(WHAT THIS TASK INVOLVES): Reply with one number: how many lines contain the word "elements".

[Rows from a dataset]
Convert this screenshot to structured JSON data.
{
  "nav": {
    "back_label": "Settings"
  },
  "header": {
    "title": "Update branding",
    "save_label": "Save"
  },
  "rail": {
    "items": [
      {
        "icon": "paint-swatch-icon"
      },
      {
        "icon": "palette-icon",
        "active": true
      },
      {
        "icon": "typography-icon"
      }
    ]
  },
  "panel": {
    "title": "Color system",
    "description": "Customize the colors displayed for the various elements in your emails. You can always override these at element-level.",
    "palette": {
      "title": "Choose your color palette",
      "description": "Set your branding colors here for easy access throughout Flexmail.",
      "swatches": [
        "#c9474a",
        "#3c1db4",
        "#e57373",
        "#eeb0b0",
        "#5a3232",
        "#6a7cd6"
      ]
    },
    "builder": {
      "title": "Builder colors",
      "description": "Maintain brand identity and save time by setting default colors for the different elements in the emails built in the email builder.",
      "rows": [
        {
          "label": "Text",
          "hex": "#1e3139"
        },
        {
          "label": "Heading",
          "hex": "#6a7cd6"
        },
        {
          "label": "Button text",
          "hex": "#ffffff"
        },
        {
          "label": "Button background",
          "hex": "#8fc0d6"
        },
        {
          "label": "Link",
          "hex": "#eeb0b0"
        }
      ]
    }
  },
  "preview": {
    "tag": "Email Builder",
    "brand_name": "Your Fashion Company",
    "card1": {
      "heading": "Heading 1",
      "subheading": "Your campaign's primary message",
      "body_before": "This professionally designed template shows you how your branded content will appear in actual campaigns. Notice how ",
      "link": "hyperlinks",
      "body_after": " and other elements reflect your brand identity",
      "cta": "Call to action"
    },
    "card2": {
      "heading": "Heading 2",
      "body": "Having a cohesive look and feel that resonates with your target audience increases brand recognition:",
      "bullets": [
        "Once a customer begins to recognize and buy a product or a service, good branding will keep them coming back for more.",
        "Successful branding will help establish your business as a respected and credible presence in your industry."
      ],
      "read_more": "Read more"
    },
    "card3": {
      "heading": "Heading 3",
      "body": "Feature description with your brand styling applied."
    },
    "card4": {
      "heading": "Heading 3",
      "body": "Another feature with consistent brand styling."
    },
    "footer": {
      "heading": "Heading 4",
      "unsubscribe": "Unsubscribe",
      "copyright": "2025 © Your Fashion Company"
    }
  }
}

(SOLUTION FOR THIS TASK): 3